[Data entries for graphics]
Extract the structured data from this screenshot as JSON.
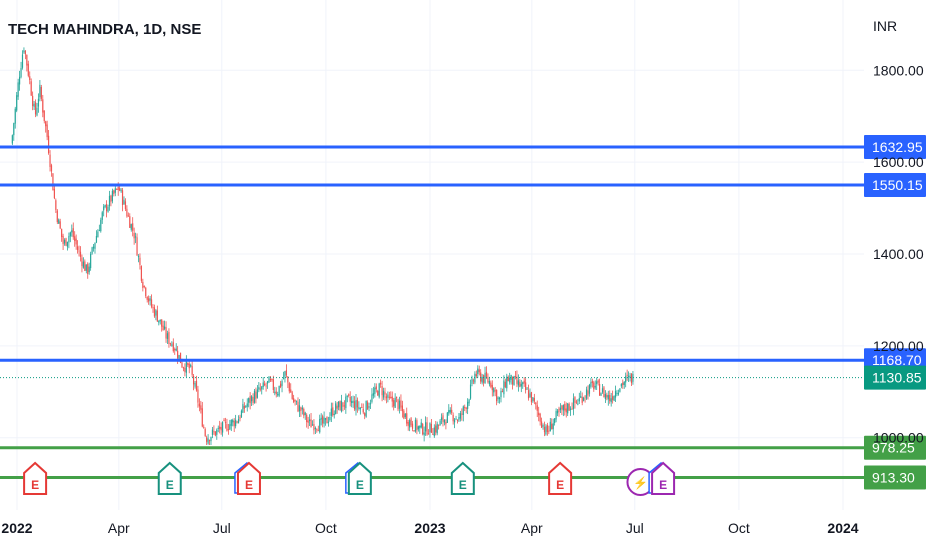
{
  "header": {
    "title": "TECH MAHINDRA, 1D, NSE",
    "currency": "INR"
  },
  "colors": {
    "up": "#26a69a",
    "down": "#ef5350",
    "resistance": "#2962ff",
    "support": "#43a047",
    "last": "#089981",
    "grid": "#f0f3fa",
    "earnings_red": "#e53935",
    "earnings_green": "#17917e",
    "split_purple": "#9c27b0"
  },
  "chart_data": {
    "type": "candlestick",
    "title": "TECH MAHINDRA, 1D, NSE",
    "ylabel": "INR",
    "ylim": [
      900,
      1880
    ],
    "y_ticks": [
      "1800.00",
      "1600.00",
      "1400.00",
      "1200.00",
      "1000.00"
    ],
    "x_ticks": [
      {
        "label": "2022",
        "bold": true
      },
      {
        "label": "Apr"
      },
      {
        "label": "Jul"
      },
      {
        "label": "Oct"
      },
      {
        "label": "2023",
        "bold": true
      },
      {
        "label": "Apr"
      },
      {
        "label": "Jul"
      },
      {
        "label": "Oct"
      },
      {
        "label": "2024",
        "bold": true
      }
    ],
    "horizontal_levels": [
      {
        "value": 1632.95,
        "label": "1632.95",
        "kind": "resistance"
      },
      {
        "value": 1550.15,
        "label": "1550.15",
        "kind": "resistance"
      },
      {
        "value": 1168.7,
        "label": "1168.70",
        "kind": "resistance"
      },
      {
        "value": 1130.85,
        "label": "1130.85",
        "kind": "last"
      },
      {
        "value": 978.25,
        "label": "978.25",
        "kind": "support"
      },
      {
        "value": 913.3,
        "label": "913.30",
        "kind": "support"
      }
    ],
    "close_path": [
      [
        "2021-12-27",
        1640
      ],
      [
        "2022-01-03",
        1790
      ],
      [
        "2022-01-07",
        1855
      ],
      [
        "2022-01-12",
        1780
      ],
      [
        "2022-01-17",
        1700
      ],
      [
        "2022-01-21",
        1760
      ],
      [
        "2022-01-28",
        1650
      ],
      [
        "2022-02-04",
        1500
      ],
      [
        "2022-02-11",
        1420
      ],
      [
        "2022-02-18",
        1450
      ],
      [
        "2022-02-25",
        1400
      ],
      [
        "2022-03-04",
        1360
      ],
      [
        "2022-03-11",
        1430
      ],
      [
        "2022-03-18",
        1490
      ],
      [
        "2022-03-25",
        1520
      ],
      [
        "2022-04-01",
        1545
      ],
      [
        "2022-04-08",
        1490
      ],
      [
        "2022-04-15",
        1440
      ],
      [
        "2022-04-22",
        1340
      ],
      [
        "2022-04-29",
        1290
      ],
      [
        "2022-05-06",
        1260
      ],
      [
        "2022-05-13",
        1220
      ],
      [
        "2022-05-20",
        1200
      ],
      [
        "2022-05-27",
        1160
      ],
      [
        "2022-06-03",
        1150
      ],
      [
        "2022-06-10",
        1080
      ],
      [
        "2022-06-17",
        1000
      ],
      [
        "2022-06-24",
        1010
      ],
      [
        "2022-07-01",
        1020
      ],
      [
        "2022-07-08",
        1030
      ],
      [
        "2022-07-15",
        1040
      ],
      [
        "2022-07-22",
        1070
      ],
      [
        "2022-07-29",
        1090
      ],
      [
        "2022-08-05",
        1105
      ],
      [
        "2022-08-12",
        1120
      ],
      [
        "2022-08-19",
        1100
      ],
      [
        "2022-08-26",
        1140
      ],
      [
        "2022-09-02",
        1080
      ],
      [
        "2022-09-09",
        1060
      ],
      [
        "2022-09-16",
        1030
      ],
      [
        "2022-09-23",
        1030
      ],
      [
        "2022-09-30",
        1030
      ],
      [
        "2022-10-07",
        1060
      ],
      [
        "2022-10-14",
        1070
      ],
      [
        "2022-10-21",
        1080
      ],
      [
        "2022-10-28",
        1070
      ],
      [
        "2022-11-04",
        1060
      ],
      [
        "2022-11-11",
        1090
      ],
      [
        "2022-11-18",
        1110
      ],
      [
        "2022-11-25",
        1080
      ],
      [
        "2022-12-02",
        1080
      ],
      [
        "2022-12-09",
        1050
      ],
      [
        "2022-12-16",
        1030
      ],
      [
        "2022-12-23",
        1020
      ],
      [
        "2022-12-30",
        1020
      ],
      [
        "2023-01-06",
        1020
      ],
      [
        "2023-01-13",
        1040
      ],
      [
        "2023-01-20",
        1050
      ],
      [
        "2023-01-27",
        1040
      ],
      [
        "2023-02-03",
        1080
      ],
      [
        "2023-02-10",
        1140
      ],
      [
        "2023-02-17",
        1130
      ],
      [
        "2023-02-24",
        1120
      ],
      [
        "2023-03-03",
        1080
      ],
      [
        "2023-03-10",
        1130
      ],
      [
        "2023-03-17",
        1120
      ],
      [
        "2023-03-24",
        1110
      ],
      [
        "2023-03-31",
        1090
      ],
      [
        "2023-04-07",
        1050
      ],
      [
        "2023-04-14",
        1010
      ],
      [
        "2023-04-21",
        1040
      ],
      [
        "2023-04-28",
        1060
      ],
      [
        "2023-05-05",
        1070
      ],
      [
        "2023-05-12",
        1080
      ],
      [
        "2023-05-19",
        1100
      ],
      [
        "2023-05-26",
        1115
      ],
      [
        "2023-06-02",
        1100
      ],
      [
        "2023-06-09",
        1085
      ],
      [
        "2023-06-16",
        1110
      ],
      [
        "2023-06-23",
        1125
      ],
      [
        "2023-06-30",
        1130.85
      ]
    ],
    "events": [
      {
        "type": "earnings",
        "letter": "E",
        "date": "2022-01-17",
        "color": "earnings_red"
      },
      {
        "type": "earnings",
        "letter": "E",
        "date": "2022-05-16",
        "color": "earnings_green"
      },
      {
        "type": "earnings",
        "letter": "E",
        "date": "2022-07-25",
        "color": "earnings_red",
        "stacked": true
      },
      {
        "type": "earnings",
        "letter": "E",
        "date": "2022-10-31",
        "color": "earnings_green",
        "stacked": true
      },
      {
        "type": "earnings",
        "letter": "E",
        "date": "2023-01-30",
        "color": "earnings_green"
      },
      {
        "type": "earnings",
        "letter": "E",
        "date": "2023-04-26",
        "color": "earnings_red"
      },
      {
        "type": "split",
        "letter": "⚡",
        "date": "2023-07-06",
        "color": "split_purple"
      },
      {
        "type": "earnings",
        "letter": "E",
        "date": "2023-07-26",
        "color": "split_purple",
        "stacked": true
      }
    ]
  }
}
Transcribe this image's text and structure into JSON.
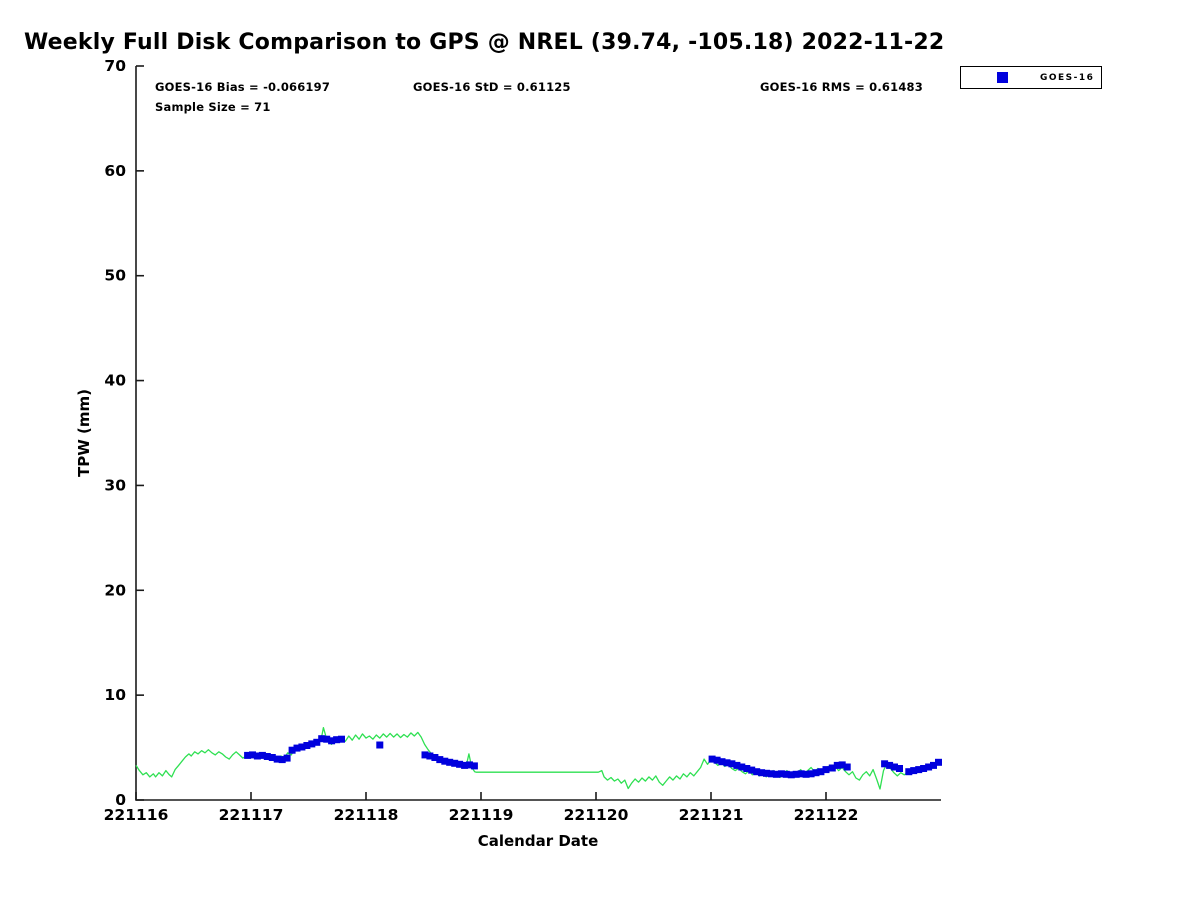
{
  "title": "Weekly Full Disk Comparison to GPS @ NREL (39.74, -105.18) 2022-11-22",
  "annotations": {
    "bias": "GOES-16 Bias = -0.066197",
    "std": "GOES-16 StD = 0.61125",
    "rms": "GOES-16 RMS = 0.61483",
    "sample": "Sample Size = 71"
  },
  "legend": {
    "items": [
      {
        "label": "GOES-16",
        "marker": "square",
        "color": "#0000DD"
      }
    ]
  },
  "chart_data": {
    "type": "line",
    "title": "Weekly Full Disk Comparison to GPS @ NREL (39.74, -105.18) 2022-11-22",
    "xlabel": "Calendar Date",
    "ylabel": "TPW (mm)",
    "ylim": [
      0,
      70
    ],
    "yticks": [
      0,
      10,
      20,
      30,
      40,
      50,
      60,
      70
    ],
    "x_span_days": 7,
    "xtick_days": [
      0,
      1,
      2,
      3,
      4,
      5,
      6
    ],
    "xtick_labels": [
      "221116",
      "221117",
      "221118",
      "221119",
      "221120",
      "221121",
      "221122"
    ],
    "grid": false,
    "legend_position": "top-right",
    "axis_color": "#1a1a1a",
    "series": [
      {
        "name": "GPS",
        "type": "line",
        "color": "#2FE052",
        "points": [
          [
            0.0,
            3.3
          ],
          [
            0.03,
            2.8
          ],
          [
            0.06,
            2.4
          ],
          [
            0.09,
            2.6
          ],
          [
            0.12,
            2.2
          ],
          [
            0.15,
            2.5
          ],
          [
            0.17,
            2.2
          ],
          [
            0.2,
            2.6
          ],
          [
            0.23,
            2.3
          ],
          [
            0.26,
            2.8
          ],
          [
            0.29,
            2.4
          ],
          [
            0.31,
            2.2
          ],
          [
            0.34,
            2.9
          ],
          [
            0.37,
            3.3
          ],
          [
            0.4,
            3.7
          ],
          [
            0.43,
            4.1
          ],
          [
            0.46,
            4.4
          ],
          [
            0.48,
            4.2
          ],
          [
            0.51,
            4.6
          ],
          [
            0.54,
            4.4
          ],
          [
            0.57,
            4.7
          ],
          [
            0.6,
            4.5
          ],
          [
            0.63,
            4.8
          ],
          [
            0.66,
            4.5
          ],
          [
            0.69,
            4.3
          ],
          [
            0.72,
            4.6
          ],
          [
            0.75,
            4.4
          ],
          [
            0.78,
            4.1
          ],
          [
            0.81,
            3.9
          ],
          [
            0.84,
            4.3
          ],
          [
            0.87,
            4.6
          ],
          [
            0.9,
            4.3
          ],
          [
            0.93,
            4.0
          ],
          [
            0.96,
            4.2
          ],
          [
            0.99,
            4.1
          ],
          [
            1.02,
            4.3
          ],
          [
            1.05,
            4.0
          ],
          [
            1.08,
            4.25
          ],
          [
            1.11,
            4.1
          ],
          [
            1.14,
            4.3
          ],
          [
            1.17,
            3.95
          ],
          [
            1.2,
            4.15
          ],
          [
            1.23,
            3.75
          ],
          [
            1.26,
            4.2
          ],
          [
            1.29,
            4.05
          ],
          [
            1.32,
            4.5
          ],
          [
            1.35,
            4.3
          ],
          [
            1.38,
            4.9
          ],
          [
            1.41,
            4.7
          ],
          [
            1.44,
            5.1
          ],
          [
            1.47,
            4.9
          ],
          [
            1.5,
            5.3
          ],
          [
            1.53,
            5.1
          ],
          [
            1.56,
            5.5
          ],
          [
            1.59,
            5.8
          ],
          [
            1.617,
            6.2
          ],
          [
            1.63,
            6.9
          ],
          [
            1.65,
            6.1
          ],
          [
            1.68,
            5.6
          ],
          [
            1.7,
            5.3
          ],
          [
            1.73,
            5.8
          ],
          [
            1.76,
            5.5
          ],
          [
            1.79,
            5.9
          ],
          [
            1.82,
            5.6
          ],
          [
            1.85,
            6.1
          ],
          [
            1.88,
            5.7
          ],
          [
            1.91,
            6.2
          ],
          [
            1.94,
            5.8
          ],
          [
            1.97,
            6.3
          ],
          [
            2.0,
            5.9
          ],
          [
            2.03,
            6.1
          ],
          [
            2.06,
            5.8
          ],
          [
            2.09,
            6.2
          ],
          [
            2.12,
            5.9
          ],
          [
            2.15,
            6.3
          ],
          [
            2.18,
            6.0
          ],
          [
            2.21,
            6.35
          ],
          [
            2.24,
            6.0
          ],
          [
            2.27,
            6.3
          ],
          [
            2.3,
            5.95
          ],
          [
            2.33,
            6.25
          ],
          [
            2.36,
            6.0
          ],
          [
            2.39,
            6.4
          ],
          [
            2.42,
            6.1
          ],
          [
            2.45,
            6.45
          ],
          [
            2.48,
            6.0
          ],
          [
            2.51,
            5.3
          ],
          [
            2.54,
            4.8
          ],
          [
            2.57,
            4.4
          ],
          [
            2.6,
            4.0
          ],
          [
            2.63,
            3.8
          ],
          [
            2.66,
            4.0
          ],
          [
            2.69,
            3.7
          ],
          [
            2.72,
            3.5
          ],
          [
            2.75,
            3.7
          ],
          [
            2.78,
            3.4
          ],
          [
            2.81,
            3.6
          ],
          [
            2.84,
            3.3
          ],
          [
            2.87,
            3.2
          ],
          [
            2.895,
            4.4
          ],
          [
            2.92,
            3.1
          ],
          [
            2.945,
            2.7
          ],
          [
            2.96,
            2.65
          ],
          [
            4.02,
            2.65
          ],
          [
            4.05,
            2.8
          ],
          [
            4.07,
            2.2
          ],
          [
            4.1,
            1.9
          ],
          [
            4.13,
            2.15
          ],
          [
            4.16,
            1.8
          ],
          [
            4.19,
            2.0
          ],
          [
            4.22,
            1.6
          ],
          [
            4.25,
            1.9
          ],
          [
            4.28,
            1.1
          ],
          [
            4.31,
            1.6
          ],
          [
            4.34,
            2.0
          ],
          [
            4.37,
            1.7
          ],
          [
            4.4,
            2.1
          ],
          [
            4.43,
            1.8
          ],
          [
            4.46,
            2.2
          ],
          [
            4.49,
            1.9
          ],
          [
            4.52,
            2.3
          ],
          [
            4.55,
            1.7
          ],
          [
            4.58,
            1.4
          ],
          [
            4.61,
            1.8
          ],
          [
            4.64,
            2.2
          ],
          [
            4.67,
            1.9
          ],
          [
            4.7,
            2.3
          ],
          [
            4.73,
            2.0
          ],
          [
            4.76,
            2.5
          ],
          [
            4.79,
            2.2
          ],
          [
            4.82,
            2.6
          ],
          [
            4.85,
            2.3
          ],
          [
            4.88,
            2.7
          ],
          [
            4.91,
            3.1
          ],
          [
            4.94,
            3.9
          ],
          [
            4.97,
            3.4
          ],
          [
            5.0,
            3.85
          ],
          [
            5.03,
            3.6
          ],
          [
            5.06,
            3.3
          ],
          [
            5.09,
            3.6
          ],
          [
            5.12,
            3.2
          ],
          [
            5.15,
            3.4
          ],
          [
            5.18,
            3.0
          ],
          [
            5.21,
            2.8
          ],
          [
            5.24,
            3.0
          ],
          [
            5.27,
            2.7
          ],
          [
            5.3,
            2.5
          ],
          [
            5.33,
            2.8
          ],
          [
            5.36,
            2.4
          ],
          [
            5.39,
            2.7
          ],
          [
            5.42,
            2.3
          ],
          [
            5.45,
            2.6
          ],
          [
            5.48,
            2.2
          ],
          [
            5.51,
            2.5
          ],
          [
            5.54,
            2.8
          ],
          [
            5.57,
            2.4
          ],
          [
            5.6,
            2.15
          ],
          [
            5.63,
            2.5
          ],
          [
            5.66,
            2.8
          ],
          [
            5.69,
            2.45
          ],
          [
            5.72,
            2.2
          ],
          [
            5.75,
            2.6
          ],
          [
            5.78,
            2.9
          ],
          [
            5.81,
            2.5
          ],
          [
            5.84,
            2.8
          ],
          [
            5.87,
            3.1
          ],
          [
            5.9,
            2.7
          ],
          [
            5.93,
            3.0
          ],
          [
            5.96,
            2.6
          ],
          [
            5.99,
            2.9
          ],
          [
            6.02,
            3.2
          ],
          [
            6.05,
            2.9
          ],
          [
            6.08,
            3.2
          ],
          [
            6.11,
            2.8
          ],
          [
            6.14,
            3.1
          ],
          [
            6.17,
            2.7
          ],
          [
            6.2,
            2.4
          ],
          [
            6.23,
            2.7
          ],
          [
            6.26,
            2.1
          ],
          [
            6.29,
            1.9
          ],
          [
            6.32,
            2.4
          ],
          [
            6.35,
            2.7
          ],
          [
            6.38,
            2.3
          ],
          [
            6.41,
            2.9
          ],
          [
            6.44,
            2.0
          ],
          [
            6.47,
            1.05
          ],
          [
            6.5,
            2.8
          ],
          [
            6.53,
            3.5
          ],
          [
            6.56,
            3.0
          ],
          [
            6.59,
            2.6
          ],
          [
            6.62,
            2.3
          ],
          [
            6.65,
            2.6
          ],
          [
            6.68,
            2.4
          ],
          [
            6.71,
            2.6
          ],
          [
            6.74,
            2.85
          ],
          [
            6.77,
            2.7
          ],
          [
            6.8,
            3.0
          ],
          [
            6.83,
            3.2
          ],
          [
            6.86,
            2.95
          ],
          [
            6.89,
            3.25
          ],
          [
            6.92,
            3.1
          ],
          [
            6.95,
            3.45
          ],
          [
            6.98,
            3.6
          ],
          [
            7.0,
            3.35
          ]
        ]
      },
      {
        "name": "GOES-16",
        "type": "scatter",
        "marker": "square",
        "color": "#0000DD",
        "points": [
          [
            0.97,
            4.25
          ],
          [
            1.013,
            4.3
          ],
          [
            1.056,
            4.2
          ],
          [
            1.099,
            4.25
          ],
          [
            1.142,
            4.15
          ],
          [
            1.185,
            4.05
          ],
          [
            1.228,
            3.9
          ],
          [
            1.271,
            3.85
          ],
          [
            1.314,
            4.0
          ],
          [
            1.357,
            4.75
          ],
          [
            1.4,
            4.95
          ],
          [
            1.443,
            5.05
          ],
          [
            1.486,
            5.2
          ],
          [
            1.529,
            5.35
          ],
          [
            1.572,
            5.5
          ],
          [
            1.615,
            5.85
          ],
          [
            1.658,
            5.8
          ],
          [
            1.701,
            5.65
          ],
          [
            1.744,
            5.75
          ],
          [
            1.787,
            5.8
          ],
          [
            2.12,
            5.25
          ],
          [
            2.513,
            4.3
          ],
          [
            2.556,
            4.2
          ],
          [
            2.599,
            4.05
          ],
          [
            2.642,
            3.85
          ],
          [
            2.685,
            3.7
          ],
          [
            2.728,
            3.6
          ],
          [
            2.771,
            3.5
          ],
          [
            2.814,
            3.4
          ],
          [
            2.857,
            3.3
          ],
          [
            2.9,
            3.35
          ],
          [
            2.943,
            3.25
          ],
          [
            5.01,
            3.9
          ],
          [
            5.053,
            3.8
          ],
          [
            5.096,
            3.65
          ],
          [
            5.139,
            3.55
          ],
          [
            5.182,
            3.45
          ],
          [
            5.225,
            3.3
          ],
          [
            5.268,
            3.15
          ],
          [
            5.311,
            3.0
          ],
          [
            5.354,
            2.85
          ],
          [
            5.397,
            2.7
          ],
          [
            5.44,
            2.6
          ],
          [
            5.483,
            2.55
          ],
          [
            5.526,
            2.5
          ],
          [
            5.569,
            2.45
          ],
          [
            5.612,
            2.5
          ],
          [
            5.655,
            2.45
          ],
          [
            5.698,
            2.4
          ],
          [
            5.741,
            2.45
          ],
          [
            5.784,
            2.5
          ],
          [
            5.827,
            2.45
          ],
          [
            5.87,
            2.5
          ],
          [
            5.913,
            2.6
          ],
          [
            5.956,
            2.7
          ],
          [
            6.0,
            2.9
          ],
          [
            6.055,
            3.05
          ],
          [
            6.098,
            3.3
          ],
          [
            6.141,
            3.35
          ],
          [
            6.184,
            3.15
          ],
          [
            6.51,
            3.45
          ],
          [
            6.553,
            3.3
          ],
          [
            6.596,
            3.15
          ],
          [
            6.639,
            3.0
          ],
          [
            6.72,
            2.7
          ],
          [
            6.763,
            2.8
          ],
          [
            6.806,
            2.9
          ],
          [
            6.849,
            3.0
          ],
          [
            6.892,
            3.15
          ],
          [
            6.935,
            3.3
          ],
          [
            6.978,
            3.6
          ]
        ]
      }
    ]
  }
}
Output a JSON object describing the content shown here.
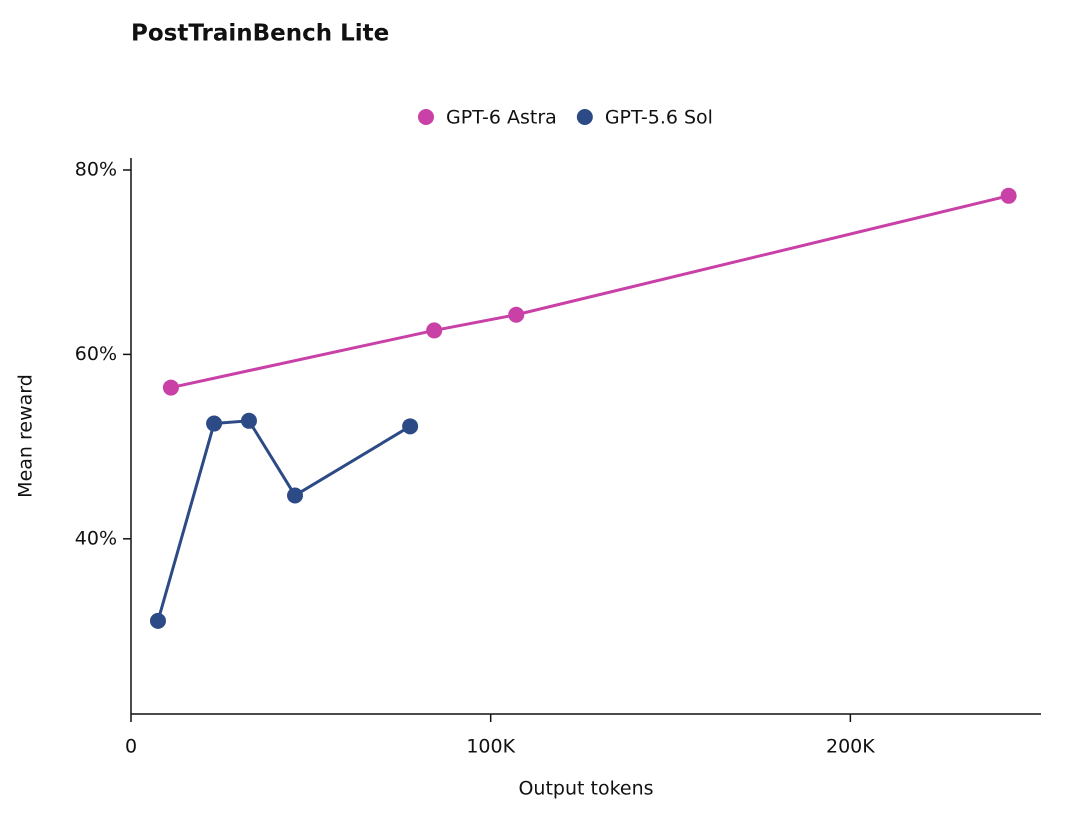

Task to complete: Of the lines in this material, state how many hold the string "GOES". Write no other words.

Problem solution: 5